### Given task
Find every line with the word "жизнь". Copy those lines.

'''

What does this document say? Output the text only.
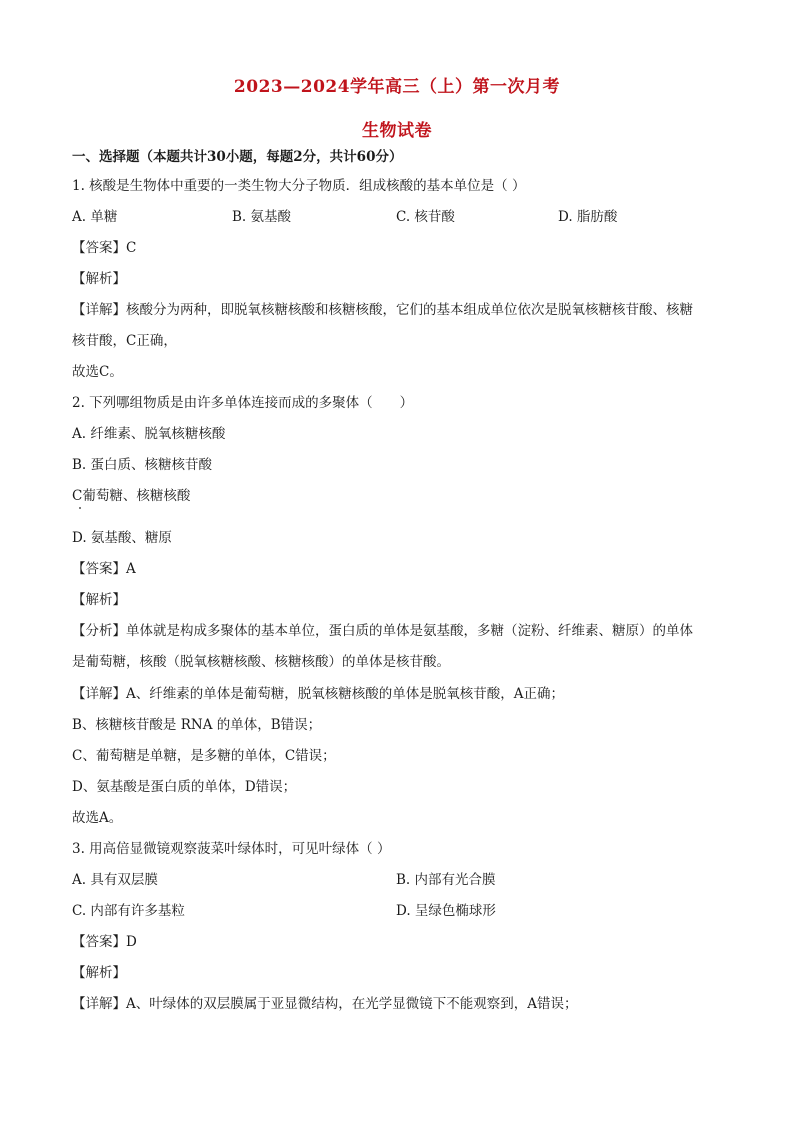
2023—2024学年高三（上）第一次月考
生物试卷
一、选择题（本题共计30小题，每题2分，共计60分）
1. 核酸是生物体中重要的一类生物大分子物质．组成核酸的基本单位是（ ）
A. 单糖	B. 氨基酸	C. 核苷酸	D. 脂肪酸
【答案】C
【解析】
【详解】核酸分为两种，即脱氧核糖核酸和核糖核酸，它们的基本组成单位依次是脱氧核糖核苷酸、核糖
核苷酸，C正确，
故选C。
2. 下列哪组物质是由许多单体连接而成的多聚体（　　）
A. 纤维素、脱氧核糖核酸
B. 蛋白质、核糖核苷酸
C葡萄糖、核糖核酸
D. 氨基酸、糖原
【答案】A
【解析】
【分析】单体就是构成多聚体的基本单位，蛋白质的单体是氨基酸，多糖（淀粉、纤维素、糖原）的单体
是葡萄糖，核酸（脱氧核糖核酸、核糖核酸）的单体是核苷酸。
【详解】A、纤维素的单体是葡萄糖，脱氧核糖核酸的单体是脱氧核苷酸，A正确；
B、核糖核苷酸是 RNA 的单体，B错误；
C、葡萄糖是单糖，是多糖的单体，C错误；
D、氨基酸是蛋白质的单体，D错误；
故选A。
3. 用高倍显微镜观察菠菜叶绿体时，可见叶绿体（ ）
A. 具有双层膜	B. 内部有光合膜
C. 内部有许多基粒	D. 呈绿色椭球形
【答案】D
【解析】
【详解】A、叶绿体的双层膜属于亚显微结构，在光学显微镜下不能观察到，A错误；
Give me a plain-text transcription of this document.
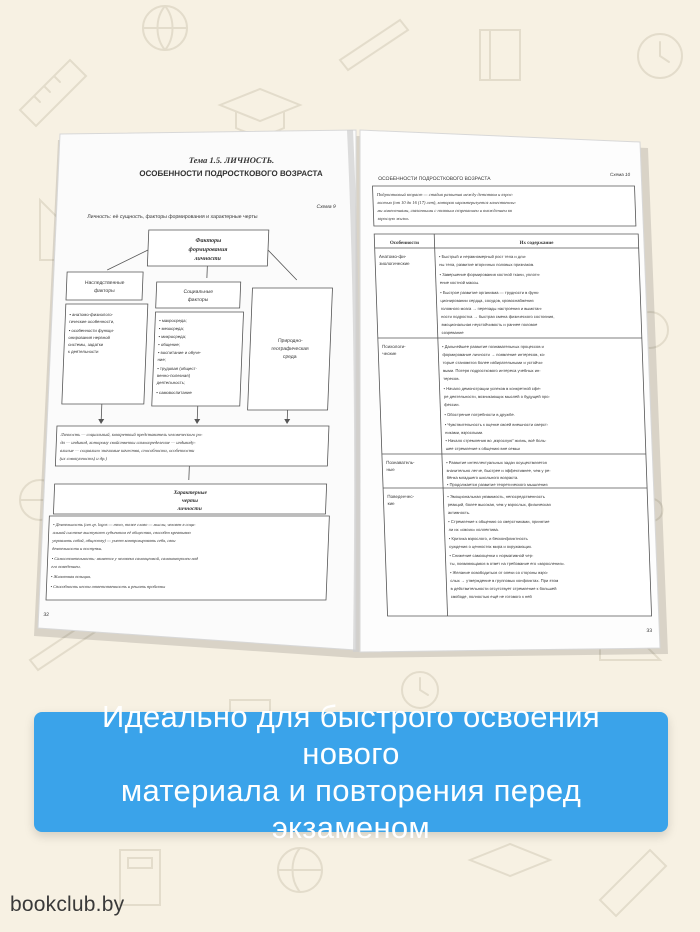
Тема 1.5. ЛИЧНОСТЬ.
ОСОБЕННОСТИ ПОДРОСТКОВОГО ВОЗРАСТА
Схема 9
Личность: её сущность, факторы формирования и характерные черты
Факторы
формирования
личности
Наследственные
факторы	Социальные
факторы
Природно-
географическая
среда
• анатомо-физиолого-
гические особенности,
• особенности функци-
онирования нервной
системы, задатки
к деятельности
• макросреда;
• мезосреда;
• микросреда;
• общение;
• воспитание и обуче-
ние;
• трудовая (общест-
венно-полезная)
деятельность;
• самовоспитание
Личность — социальный, конкретный представитель человеческого ро-
да — индивид, которому свойственны самоопределение — индивиду-
альные — социально значимые качества, способности, особенности
(их совокупность) и др.)
Характерные
черты
личности
• Деятельность (от гр. logos — тело, тоже слово — мысли, человек в соци-
альной системе выступает субъектом её общества, способен креативно
управлять собой, обществу) — умеет контролировать себя, свои
деятельности и поступки.
• Самостоятельность: является у человека самооценкой, самоконтролем над
его поведением.
• Жизненная позиция.
• Способность нести ответственность и решать проблемы
32
ОСОБЕННОСТИ ПОДРОСТКОВОГО ВОЗРАСТА
Схема 10
Подростковый возраст — стадия развития между детством и взрос-
лостью (от 10 до 16 (17) лет), которая характеризуется качественны-
ми изменениями, связанными с половым созреванием и вхождением во
взрослую жизнь
Особенности	Их содержание
Анатомо-фи-
зиологические
• Быстрый и неравномерный рост тела и дли-
ны тела, развитие вторичных половых признаков.
• Завершение формирования костной ткани, уплотн-
ение костной массы.
• Быстрое развитие организма — трудности в функ-
ционировании сердца, сосудов, кровоснабжения
головного мозга → перепады настроения и вымотан-
ности подростка → быстрая смена физического состояния,
эмоциональная неустойчивость и раннее половое
созревание
Психологи-
ческие
• Дальнейшее развитие познавательных процессов и
формирование личности → появление интересов, ко-
торые становятся более избирательными и устойчи-
выми. Потеря подросткового интереса учебных ин-
тересов.
• Начало демонстрации успехов в конкретной сфе-
ре деятельности, возникающих мыслей о будущей про-
фессии.
• Обострение потребности в дружбе.
• Чувствительность к оценке своей внешности сверст-
никами, взрослыми.
• Начало стремления во „взрослую“ жизнь, всё боль-
шее стремление к общению вне семьи
Познаватель-
ные
• Развитие интеллектуальных задач осуществляется
значительно легче, быстрее и эффективнее, чем у ре-
бёнка младшего школьного возраста.
• Продолжается развитие теоретического мышления
Поведенчес-
кие
• Эмоциональная уязвимость, непосредственность
реакций, более высокая, чем у взрослых, физическая
активность.
• Стремление к общению со сверстниками, принятие
ли их «своих» коллектива.
• Критика взрослого, и бесконфликтность
суждения о ценностях мира и окружающих.
• Снижение самооценки к нормативной чер-
ты, появляющаяся в ответ на требование его «взросления».
• Желание освободиться от опеки со стороны взро-
слых → утверждение в групповых конфликтах. При этом
в действительности отсутствует стремление к большей
свободе, полностью ещё не готового к ней
33
Идеально для быстрого освоения нового
материала и повторения перед
экзаменом
bookclub.by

'''

### Exercise solution
взрослую жизнь
• Начало стремления во „взрослую“ жизнь, всё боль-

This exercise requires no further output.